Assistant Examiner: Phinney; Jason
Attorney, Agent or Firm: Staas & Halsey LLP
Claims
What is claimed is:
1. An electrode structure for a plasma display panel having a
plurality of unit discharge sections arranged in a matrix array in
a discharge space defined between a pair of substrates, the
electrode structure comprising: a pair of bus electrodes, and a
pair of branch electrodes respectively extending from the bus
electrodes in each of the unit discharge sections to define a
discharge gap therebetween, wherein the bus electrodes each extend
along a row of the matrix array of the unit discharge sections, and
each of the branch electrodes has a generally constant width and
obliquely extends across a discharge region in each of the unit
discharge sections so that the discharge gap defined between the
branch electrodes is skewed with respect to a column of the matrix
array of the unit discharge sections.
2. An electrode structure as set forth in claim 1, wherein each of
the unit discharge sections has a rectangular shape, and the
discharge gap extends diagonally in each of the rectangular unit
discharge sections.
3. An electrode structure as set forth in claim 1, wherein the
branch electrodes in each adjacent pair of the unit discharge
sections are connected to each other.
4. An electrode structure as set forth in claim 1, wherein each of
the branch electrodes has a portion extending along a non-discharge
region to be connected to the corresponding bus electrode.
5. An electrode structure as set forth in claim 1, wherein each of
the branch electrodes is curved.
6. An electrode structure as set forth in claim 1, wherein each of
the bus electrodes is shared by an adjacent pair of the unit
discharge sections arranged in the column of the matrix array.
7. An electrode structure as set forth in claim 1, wherein a
barrier rib is provided, separating each adjacent pair of the unit
discharge sections arranged in the row of the matrix array.
8. An electrode structure as set forth in claim 1, further
comprising a signal electrode extending along the column of the
matrix array in each of the unit discharge sections for selecting a
cell to be actuated.
9. An electrode structure as set forth in claim 8, further
comprising separate branch signal electrodes extending from the
signal electrode in opposite directions along the branch
electrodes, the branch signal electrodes substantially overlapping
the branch electrodes, in a plan view.
10. An electrode structure as set forth in claim 9, wherein the
separate branch signal electrodes are provided as an integrated
branch signal electrode so as to substantially overlap the
discharge gap, as well, in a plan view.
* * * *
_EXERCISE PROMPT_. Transcribe the passage of the plasma display electrode claims starting at "4. An electrode" and ending at "electrodes is curved.".

_SOURCE MATERIAL_.
* * * *
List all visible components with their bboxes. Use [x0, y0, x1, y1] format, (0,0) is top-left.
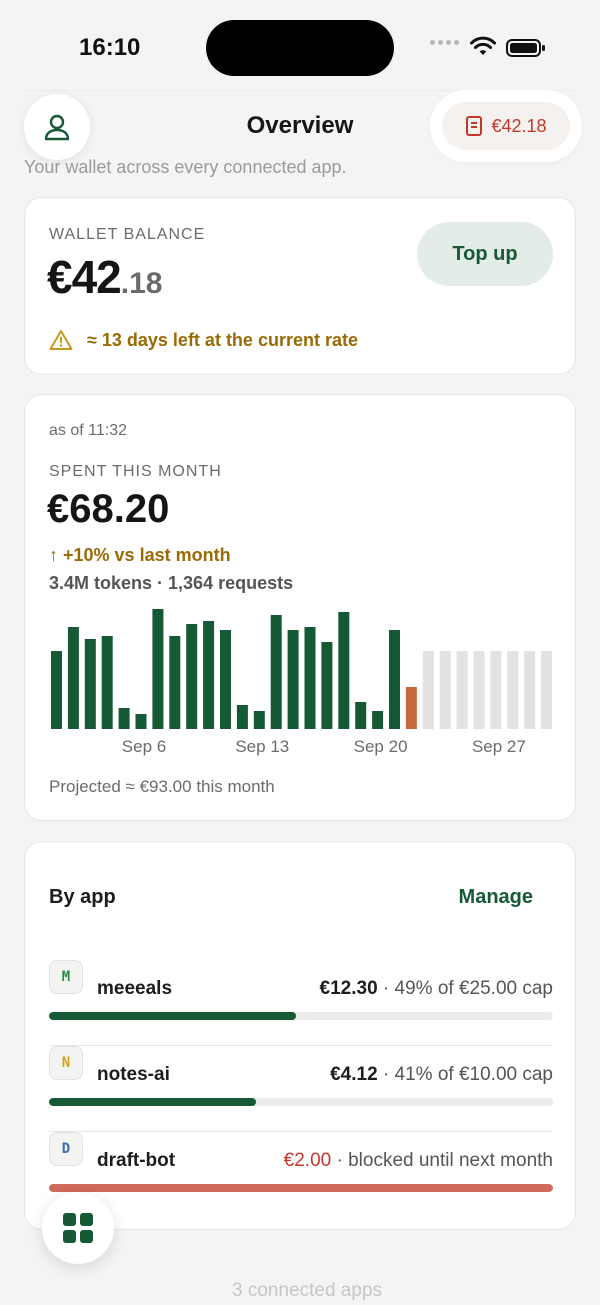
* * * *
_RESPONSE FOR THIS EXERCISE_.
4. An electrode structure as set forth in claim 1, wherein each of
the branch electrodes has a portion extending along a non-discharge
region to be connected to the corresponding bus electrode.
5. An electrode structure as set forth in claim 1, wherein each of
the branch electrodes is curved.